TEXT BLOCK
★ ★ ★ ★ ★

Am I doing Vieta's Formulas correctly?

Question

I've been given this exercise: $x^2 - (m+3)x + m + 2$, I'm supposed to check for which real values of the parameter $m$ can be used for this to work:

$1/x_1 + 1/x_2 > 1/2$ (I multiply both sides by 2x1x2) and get the following:

$2(x_1 + x_2) -x_1x_2 > 0$

which results to $m > -4$ using Vieta's formulas

Afterwards I have another argument, $x_1^2 + x_2^2 < 5$

After solving I get that $m$ is in the interval $(-4,0)$

My book tells me the final result for possible $M$ solutions is in the interval $(-2,0)$.

What am I doing wrong?

Answer 1

You can't multiply by $x_1x_2$ since you don't know if it's a positive or negative quantity (remember the sign of the inequality would have to swap if it were negative, and stay the same otherwise).

★ ★ ★ ★ ★

SUPPLIED RECORDS
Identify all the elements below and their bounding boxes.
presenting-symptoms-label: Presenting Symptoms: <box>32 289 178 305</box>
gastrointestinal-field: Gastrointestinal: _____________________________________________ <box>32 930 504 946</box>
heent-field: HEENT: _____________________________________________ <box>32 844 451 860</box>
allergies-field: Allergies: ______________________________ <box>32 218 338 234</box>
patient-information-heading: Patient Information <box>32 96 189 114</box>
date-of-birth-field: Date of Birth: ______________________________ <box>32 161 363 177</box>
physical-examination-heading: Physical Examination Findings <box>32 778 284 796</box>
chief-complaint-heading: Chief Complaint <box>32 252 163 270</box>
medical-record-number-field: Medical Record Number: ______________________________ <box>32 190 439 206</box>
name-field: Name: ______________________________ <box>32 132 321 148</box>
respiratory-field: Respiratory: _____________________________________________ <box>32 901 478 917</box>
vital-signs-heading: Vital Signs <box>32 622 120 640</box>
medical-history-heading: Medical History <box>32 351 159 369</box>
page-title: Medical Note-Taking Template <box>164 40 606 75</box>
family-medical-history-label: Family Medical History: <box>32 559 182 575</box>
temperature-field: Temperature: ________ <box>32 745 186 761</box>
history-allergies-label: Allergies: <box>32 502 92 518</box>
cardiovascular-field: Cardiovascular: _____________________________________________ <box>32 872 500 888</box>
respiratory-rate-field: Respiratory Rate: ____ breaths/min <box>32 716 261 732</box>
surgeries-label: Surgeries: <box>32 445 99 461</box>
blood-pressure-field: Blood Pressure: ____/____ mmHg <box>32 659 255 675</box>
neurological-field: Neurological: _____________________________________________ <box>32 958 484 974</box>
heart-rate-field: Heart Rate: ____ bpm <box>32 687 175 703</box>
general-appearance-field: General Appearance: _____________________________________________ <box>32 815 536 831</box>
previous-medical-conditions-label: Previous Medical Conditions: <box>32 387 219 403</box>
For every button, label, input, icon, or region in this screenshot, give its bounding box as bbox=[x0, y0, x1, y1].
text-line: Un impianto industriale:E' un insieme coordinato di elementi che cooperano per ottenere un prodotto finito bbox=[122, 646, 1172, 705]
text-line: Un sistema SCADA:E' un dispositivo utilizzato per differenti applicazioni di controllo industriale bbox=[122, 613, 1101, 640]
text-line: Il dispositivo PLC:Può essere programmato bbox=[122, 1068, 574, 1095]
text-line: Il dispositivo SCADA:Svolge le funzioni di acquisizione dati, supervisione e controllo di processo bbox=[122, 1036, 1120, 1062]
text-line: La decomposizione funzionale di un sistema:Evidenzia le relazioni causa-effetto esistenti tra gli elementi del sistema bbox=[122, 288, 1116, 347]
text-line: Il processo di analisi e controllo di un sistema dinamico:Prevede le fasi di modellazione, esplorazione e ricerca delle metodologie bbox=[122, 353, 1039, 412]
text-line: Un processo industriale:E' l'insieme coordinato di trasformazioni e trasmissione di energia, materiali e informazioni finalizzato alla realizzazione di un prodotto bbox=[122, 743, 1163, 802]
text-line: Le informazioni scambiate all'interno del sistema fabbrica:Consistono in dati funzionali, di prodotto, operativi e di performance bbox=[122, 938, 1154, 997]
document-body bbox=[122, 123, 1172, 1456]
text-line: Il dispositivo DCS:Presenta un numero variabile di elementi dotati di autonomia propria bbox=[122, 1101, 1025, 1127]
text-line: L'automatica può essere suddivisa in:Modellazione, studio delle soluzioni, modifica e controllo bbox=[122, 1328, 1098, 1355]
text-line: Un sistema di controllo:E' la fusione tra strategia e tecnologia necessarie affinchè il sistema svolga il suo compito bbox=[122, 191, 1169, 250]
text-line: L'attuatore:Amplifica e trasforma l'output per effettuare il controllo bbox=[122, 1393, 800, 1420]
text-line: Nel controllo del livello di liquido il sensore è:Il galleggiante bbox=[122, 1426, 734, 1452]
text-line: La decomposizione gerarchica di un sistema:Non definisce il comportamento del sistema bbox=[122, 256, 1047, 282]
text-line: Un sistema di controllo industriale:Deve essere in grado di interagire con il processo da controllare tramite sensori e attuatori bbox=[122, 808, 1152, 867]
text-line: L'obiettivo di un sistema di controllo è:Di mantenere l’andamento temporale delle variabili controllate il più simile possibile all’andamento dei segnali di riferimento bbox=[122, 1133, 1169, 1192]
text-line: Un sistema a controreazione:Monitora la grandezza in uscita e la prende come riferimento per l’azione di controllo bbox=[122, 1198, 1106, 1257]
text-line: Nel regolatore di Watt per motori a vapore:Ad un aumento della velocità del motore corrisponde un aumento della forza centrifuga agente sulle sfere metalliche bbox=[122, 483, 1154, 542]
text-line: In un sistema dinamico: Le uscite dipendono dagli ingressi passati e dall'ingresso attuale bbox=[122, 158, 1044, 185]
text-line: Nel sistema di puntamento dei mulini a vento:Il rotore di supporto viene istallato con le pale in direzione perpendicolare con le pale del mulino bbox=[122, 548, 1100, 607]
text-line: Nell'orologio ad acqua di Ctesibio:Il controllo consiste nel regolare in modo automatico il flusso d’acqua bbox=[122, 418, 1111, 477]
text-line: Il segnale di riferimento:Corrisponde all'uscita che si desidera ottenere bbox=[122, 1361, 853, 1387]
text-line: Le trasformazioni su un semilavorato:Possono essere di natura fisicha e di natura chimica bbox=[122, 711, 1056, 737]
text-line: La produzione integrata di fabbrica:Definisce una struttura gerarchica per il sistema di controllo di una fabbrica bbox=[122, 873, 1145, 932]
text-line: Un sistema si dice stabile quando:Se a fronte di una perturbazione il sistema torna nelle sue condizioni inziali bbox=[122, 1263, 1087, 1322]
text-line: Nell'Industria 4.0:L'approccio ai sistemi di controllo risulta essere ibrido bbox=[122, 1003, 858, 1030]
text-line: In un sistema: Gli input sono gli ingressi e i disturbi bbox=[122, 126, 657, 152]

★ ★ ★ ★ ★

SHORT EXERCISE
Write out everything in the Vieta's formulas thread above, from "After solving I" down to "the same otherwise).", word for word.

ANSWER FOR THIS EXERCISE
After solving I get that $m$ is in the interval $(-4,0)$

My book tells me the final result for possible $M$ solutions is in the interval $(-2,0)$.

What am I doing wrong?

Answer 1

You can't multiply by $x_1x_2$ since you don't know if it's a positive or negative quantity (remember the sign of the inequality would have to swap if it were negative, and stay the same otherwise).